# Start of Data section

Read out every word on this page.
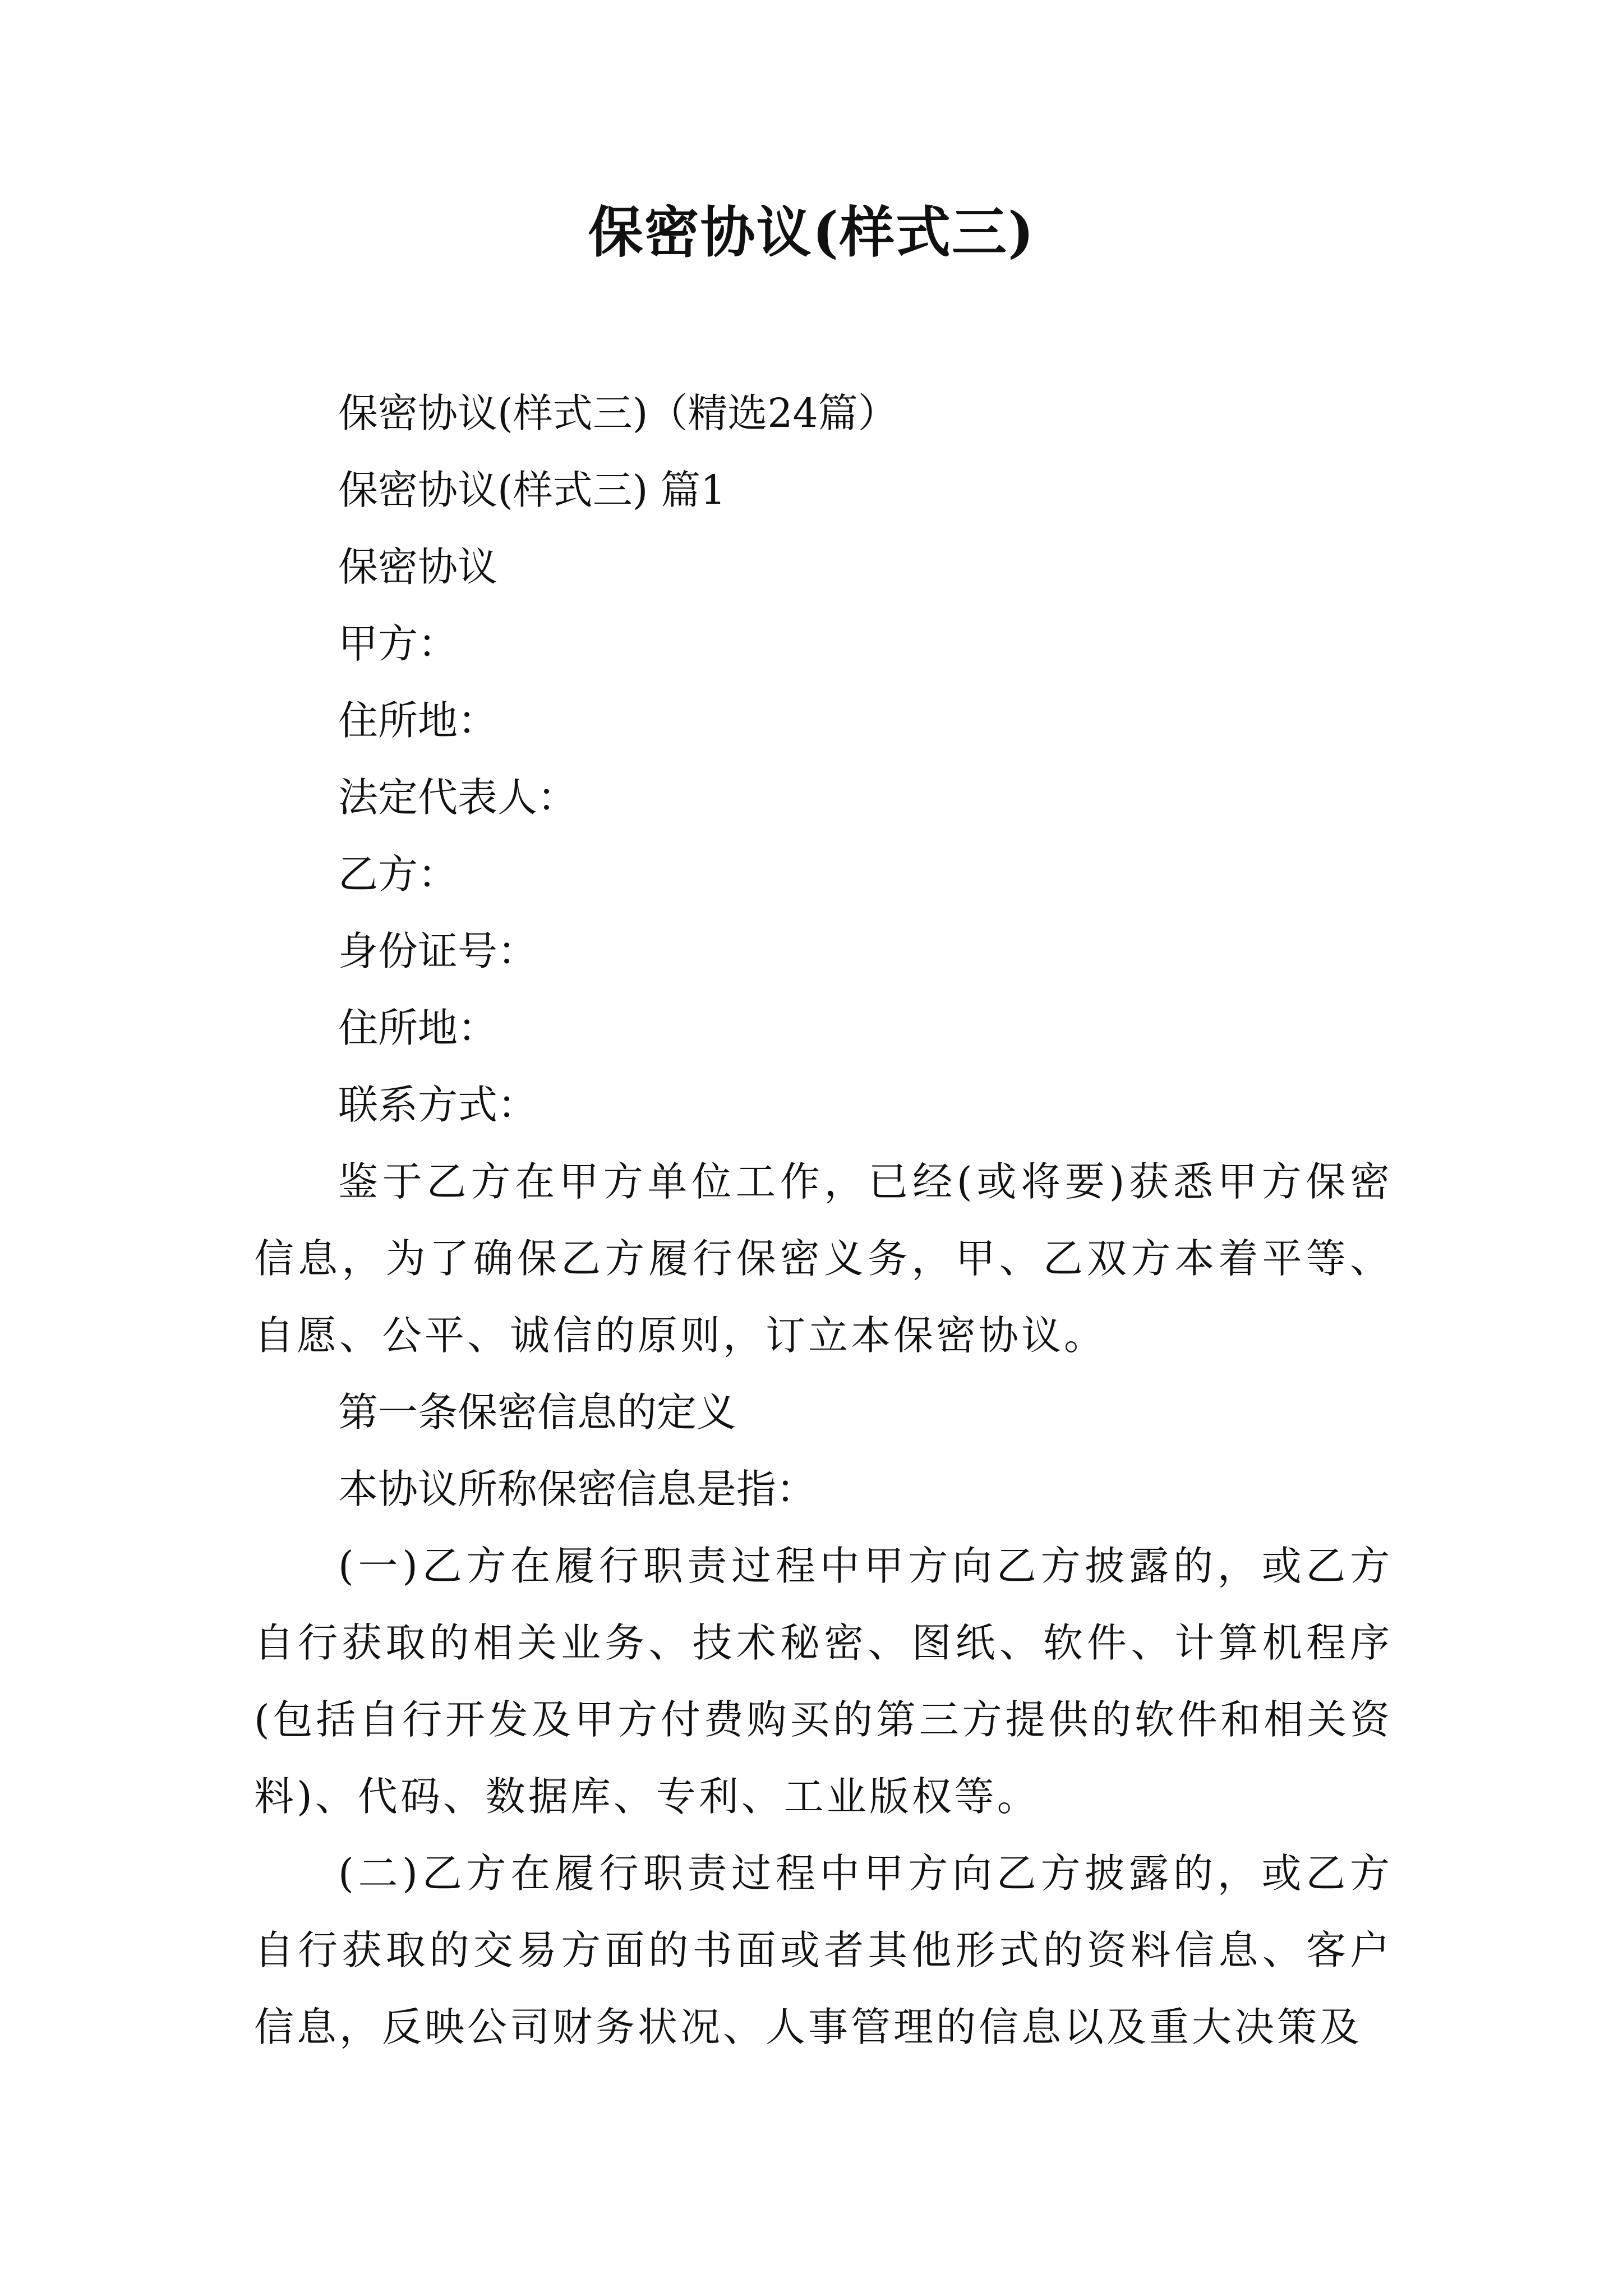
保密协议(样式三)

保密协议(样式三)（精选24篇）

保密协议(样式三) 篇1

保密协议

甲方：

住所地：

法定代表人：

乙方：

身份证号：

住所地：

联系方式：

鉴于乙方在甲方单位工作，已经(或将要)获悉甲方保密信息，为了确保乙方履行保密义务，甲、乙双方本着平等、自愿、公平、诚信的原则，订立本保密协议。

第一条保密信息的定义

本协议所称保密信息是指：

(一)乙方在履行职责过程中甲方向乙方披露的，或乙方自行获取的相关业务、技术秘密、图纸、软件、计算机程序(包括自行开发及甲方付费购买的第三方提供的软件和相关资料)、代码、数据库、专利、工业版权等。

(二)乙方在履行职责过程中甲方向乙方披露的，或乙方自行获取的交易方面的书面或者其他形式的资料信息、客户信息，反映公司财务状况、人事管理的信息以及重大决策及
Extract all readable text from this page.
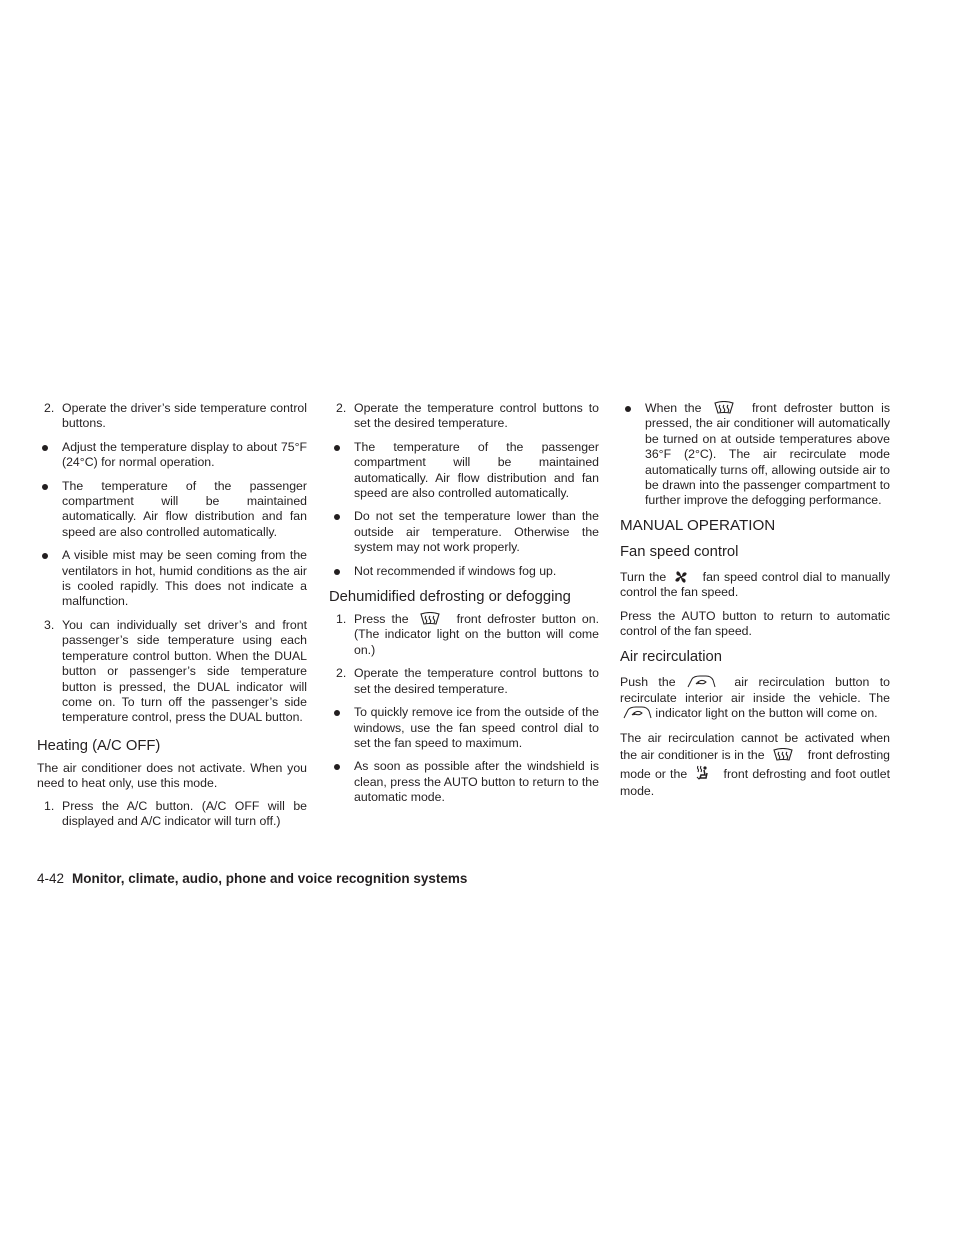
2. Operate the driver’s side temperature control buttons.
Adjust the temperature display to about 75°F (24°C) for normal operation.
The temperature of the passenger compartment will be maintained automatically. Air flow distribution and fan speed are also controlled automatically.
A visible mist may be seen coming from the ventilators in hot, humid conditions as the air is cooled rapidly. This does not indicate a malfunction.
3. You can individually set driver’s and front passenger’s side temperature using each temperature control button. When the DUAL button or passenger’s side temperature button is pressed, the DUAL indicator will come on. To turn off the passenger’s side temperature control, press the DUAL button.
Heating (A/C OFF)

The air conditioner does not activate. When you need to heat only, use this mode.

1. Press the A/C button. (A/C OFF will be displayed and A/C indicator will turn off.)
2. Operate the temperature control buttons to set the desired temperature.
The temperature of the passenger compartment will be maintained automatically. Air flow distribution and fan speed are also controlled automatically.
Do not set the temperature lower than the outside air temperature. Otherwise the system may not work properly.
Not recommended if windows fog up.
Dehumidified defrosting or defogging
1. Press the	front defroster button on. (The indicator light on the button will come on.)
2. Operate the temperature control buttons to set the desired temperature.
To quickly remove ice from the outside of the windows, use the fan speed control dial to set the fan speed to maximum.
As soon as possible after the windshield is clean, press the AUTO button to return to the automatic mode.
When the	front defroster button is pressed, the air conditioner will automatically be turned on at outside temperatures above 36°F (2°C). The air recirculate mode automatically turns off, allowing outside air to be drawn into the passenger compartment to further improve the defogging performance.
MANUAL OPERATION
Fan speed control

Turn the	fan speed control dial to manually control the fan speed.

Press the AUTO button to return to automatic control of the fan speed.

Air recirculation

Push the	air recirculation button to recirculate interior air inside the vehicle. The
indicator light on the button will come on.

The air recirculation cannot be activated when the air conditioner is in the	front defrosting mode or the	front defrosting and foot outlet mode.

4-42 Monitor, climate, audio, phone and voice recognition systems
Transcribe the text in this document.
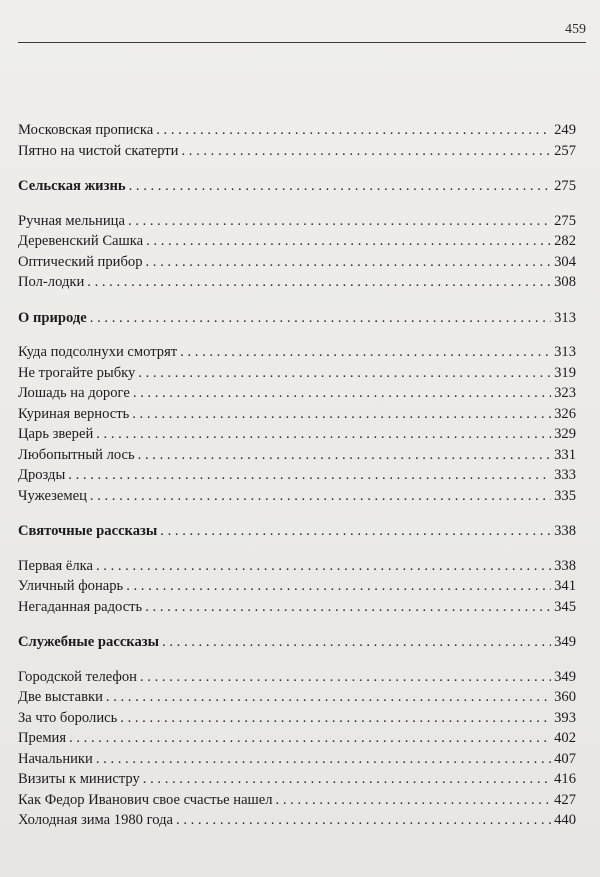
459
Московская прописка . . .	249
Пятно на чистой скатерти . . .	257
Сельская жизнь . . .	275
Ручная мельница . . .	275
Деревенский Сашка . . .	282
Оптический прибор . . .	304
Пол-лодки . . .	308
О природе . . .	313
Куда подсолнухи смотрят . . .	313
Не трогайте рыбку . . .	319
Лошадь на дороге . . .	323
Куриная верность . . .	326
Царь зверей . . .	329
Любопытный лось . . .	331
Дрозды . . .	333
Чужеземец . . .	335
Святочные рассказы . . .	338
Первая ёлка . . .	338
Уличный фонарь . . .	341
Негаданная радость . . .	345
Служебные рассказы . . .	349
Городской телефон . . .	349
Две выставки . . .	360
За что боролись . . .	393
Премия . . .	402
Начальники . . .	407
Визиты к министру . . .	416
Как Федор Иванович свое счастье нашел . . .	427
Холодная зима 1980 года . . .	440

# End of Data section

**What the task asks**
Only lines with the string "defrosting" belong in your answer; copy each one.

**The reply**
Dehumidified defrosting or defogging
The air recirculation cannot be activated when the air conditioner is in the	front defrosting mode or the	front defrosting and foot outlet mode.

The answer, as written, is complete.